** BEGIN Record excerpts **

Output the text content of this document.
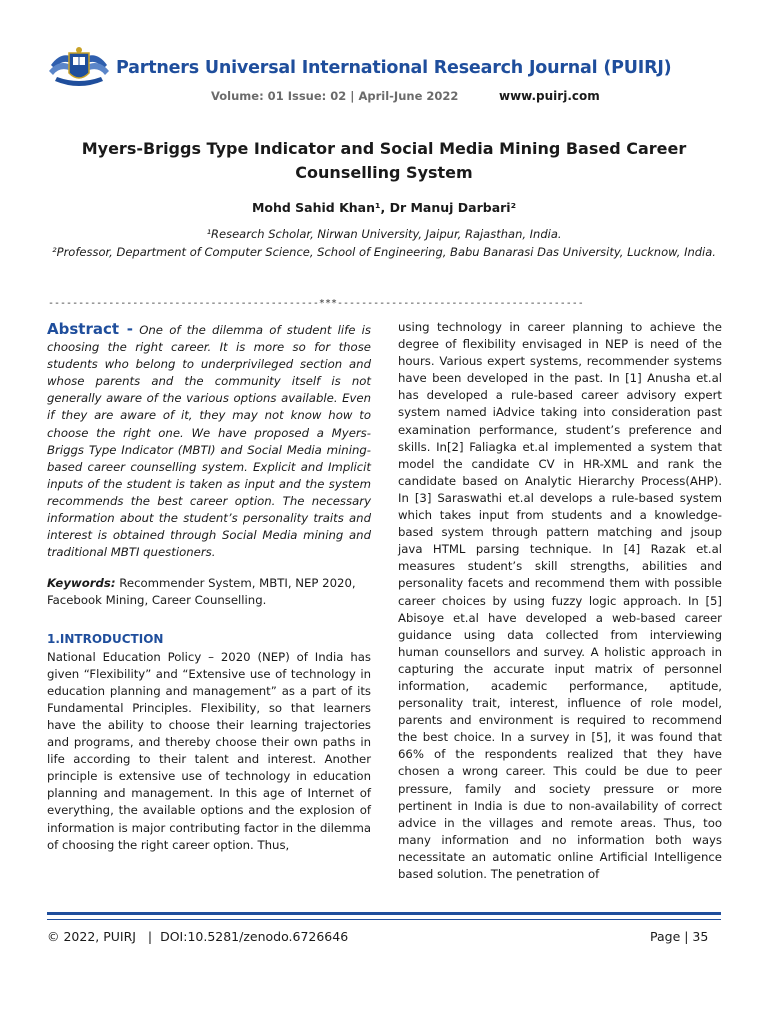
Partners Universal International Research Journal (PUIRJ)
Volume: 01 Issue: 02 | April-June 2022	www.puirj.com
Myers-Briggs Type Indicator and Social Media Mining Based Career Counselling System
Mohd Sahid Khan¹, Dr Manuj Darbari²
¹Research Scholar, Nirwan University, Jaipur, Rajasthan, India.
²Professor, Department of Computer Science, School of Engineering, Babu Banarasi Das University, Lucknow, India.
---------------------------------------------***-----------------------------------------

Abstract - One of the dilemma of student life is choosing the right career. It is more so for those students who belong to underprivileged section and whose parents and the community itself is not generally aware of the various options available. Even if they are aware of it, they may not know how to choose the right one. We have proposed a Myers-Briggs Type Indicator (MBTI) and Social Media mining-based career counselling system. Explicit and Implicit inputs of the student is taken as input and the system recommends the best career option. The necessary information about the student’s personality traits and interest is obtained through Social Media mining and traditional MBTI questioners.

Keywords: Recommender System, MBTI, NEP 2020, Facebook Mining, Career Counselling.

1.INTRODUCTION

National Education Policy – 2020 (NEP) of India has given “Flexibility” and “Extensive use of technology in education planning and management” as a part of its Fundamental Principles. Flexibility, so that learners have the ability to choose their learning trajectories and programs, and thereby choose their own paths in life according to their talent and interest. Another principle is extensive use of technology in education planning and management. In this age of Internet of everything, the available options and the explosion of information is major contributing factor in the dilemma of choosing the right career option. Thus,

using technology in career planning to achieve the degree of flexibility envisaged in NEP is need of the hours. Various expert systems, recommender systems have been developed in the past. In [1] Anusha et.al has developed a rule-based career advisory expert system named iAdvice taking into consideration past examination performance, student’s preference and skills. In[2] Faliagka et.al implemented a system that model the candidate CV in HR-XML and rank the candidate based on Analytic Hierarchy Process(AHP). In [3] Saraswathi et.al develops a rule-based system which takes input from students and a knowledge-based system through pattern matching and jsoup java HTML parsing technique. In [4] Razak et.al measures student’s skill strengths, abilities and personality facets and recommend them with possible career choices by using fuzzy logic approach. In [5] Abisoye et.al have developed a web-based career guidance using data collected from interviewing human counsellors and survey. A holistic approach in capturing the accurate input matrix of personnel information, academic performance, aptitude, personality trait, interest, influence of role model, parents and environment is required to recommend the best choice. In a survey in [5], it was found that 66% of the respondents realized that they have chosen a wrong career. This could be due to peer pressure, family and society pressure or more pertinent in India is due to non-availability of correct advice in the villages and remote areas. Thus, too many information and no information both ways necessitate an automatic online Artificial Intelligence based solution. The penetration of
© 2022, PUIRJ   |  DOI:10.5281/zenodo.6726646	Page | 35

** END Record excerpts **

▶ _Written request_
Which lines hold the word "MBTI"? Copy every one of them.

▶ _Complete response_
Abstract - One of the dilemma of student life is choosing the right career. It is more so for those students who belong to underprivileged section and whose parents and the community itself is not generally aware of the various options available. Even if they are aware of it, they may not know how to choose the right one. We have proposed a Myers-Briggs Type Indicator (MBTI) and Social Media mining-based career counselling system. Explicit and Implicit inputs of the student is taken as input and the system recommends the best career option. The necessary information about the student’s personality traits and interest is obtained through Social Media mining and traditional MBTI questioners.
Keywords: Recommender System, MBTI, NEP 2020, Facebook Mining, Career Counselling.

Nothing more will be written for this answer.